Stored dataset items:
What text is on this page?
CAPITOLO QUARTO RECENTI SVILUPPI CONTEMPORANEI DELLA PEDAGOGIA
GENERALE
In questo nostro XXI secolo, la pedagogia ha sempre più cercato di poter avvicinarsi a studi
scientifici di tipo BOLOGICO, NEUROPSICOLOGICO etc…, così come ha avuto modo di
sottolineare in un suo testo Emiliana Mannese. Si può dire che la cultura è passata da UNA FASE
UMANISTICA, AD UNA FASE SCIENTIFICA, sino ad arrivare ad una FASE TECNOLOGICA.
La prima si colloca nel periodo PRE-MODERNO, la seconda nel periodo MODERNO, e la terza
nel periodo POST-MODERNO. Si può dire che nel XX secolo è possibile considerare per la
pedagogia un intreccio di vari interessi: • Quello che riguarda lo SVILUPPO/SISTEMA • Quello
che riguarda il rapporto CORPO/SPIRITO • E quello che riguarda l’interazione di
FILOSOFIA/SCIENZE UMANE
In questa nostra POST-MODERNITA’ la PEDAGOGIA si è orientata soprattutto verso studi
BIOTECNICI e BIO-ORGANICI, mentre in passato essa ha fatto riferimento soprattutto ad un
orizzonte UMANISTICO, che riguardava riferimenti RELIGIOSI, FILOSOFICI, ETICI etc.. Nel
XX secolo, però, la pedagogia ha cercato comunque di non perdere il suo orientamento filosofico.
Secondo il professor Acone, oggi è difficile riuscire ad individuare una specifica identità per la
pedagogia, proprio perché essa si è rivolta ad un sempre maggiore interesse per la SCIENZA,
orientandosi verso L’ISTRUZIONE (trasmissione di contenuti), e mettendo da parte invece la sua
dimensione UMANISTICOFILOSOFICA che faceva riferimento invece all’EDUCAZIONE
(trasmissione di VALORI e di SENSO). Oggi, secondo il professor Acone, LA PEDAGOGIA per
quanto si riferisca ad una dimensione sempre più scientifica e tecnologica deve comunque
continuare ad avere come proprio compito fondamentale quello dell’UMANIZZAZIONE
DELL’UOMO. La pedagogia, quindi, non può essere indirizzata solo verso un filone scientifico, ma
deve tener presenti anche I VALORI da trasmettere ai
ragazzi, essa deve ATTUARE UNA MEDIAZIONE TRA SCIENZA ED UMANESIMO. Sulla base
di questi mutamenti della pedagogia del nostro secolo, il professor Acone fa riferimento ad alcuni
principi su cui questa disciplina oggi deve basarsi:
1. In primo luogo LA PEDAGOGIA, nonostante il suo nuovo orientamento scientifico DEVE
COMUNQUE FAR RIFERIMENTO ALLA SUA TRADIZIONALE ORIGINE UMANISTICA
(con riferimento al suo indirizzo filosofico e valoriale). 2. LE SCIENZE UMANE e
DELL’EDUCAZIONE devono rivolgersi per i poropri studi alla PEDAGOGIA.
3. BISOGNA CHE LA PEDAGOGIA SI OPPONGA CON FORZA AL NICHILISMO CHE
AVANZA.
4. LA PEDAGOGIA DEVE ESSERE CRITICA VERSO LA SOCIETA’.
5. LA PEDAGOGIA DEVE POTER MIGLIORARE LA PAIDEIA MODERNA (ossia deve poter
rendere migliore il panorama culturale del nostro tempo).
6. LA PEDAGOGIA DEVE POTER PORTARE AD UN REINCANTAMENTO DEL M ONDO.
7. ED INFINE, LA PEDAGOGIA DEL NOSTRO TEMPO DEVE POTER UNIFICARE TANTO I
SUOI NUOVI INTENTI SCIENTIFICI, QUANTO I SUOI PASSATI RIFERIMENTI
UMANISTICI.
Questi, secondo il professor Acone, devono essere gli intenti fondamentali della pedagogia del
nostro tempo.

**Job**
List all lines where "soprattutto" occurs.

**Result of this task**
In questa nostra POST-MODERNITA’ la PEDAGOGIA si è orientata soprattutto verso studi
BIOTECNICI e BIO-ORGANICI, mentre in passato essa ha fatto riferimento soprattutto ad un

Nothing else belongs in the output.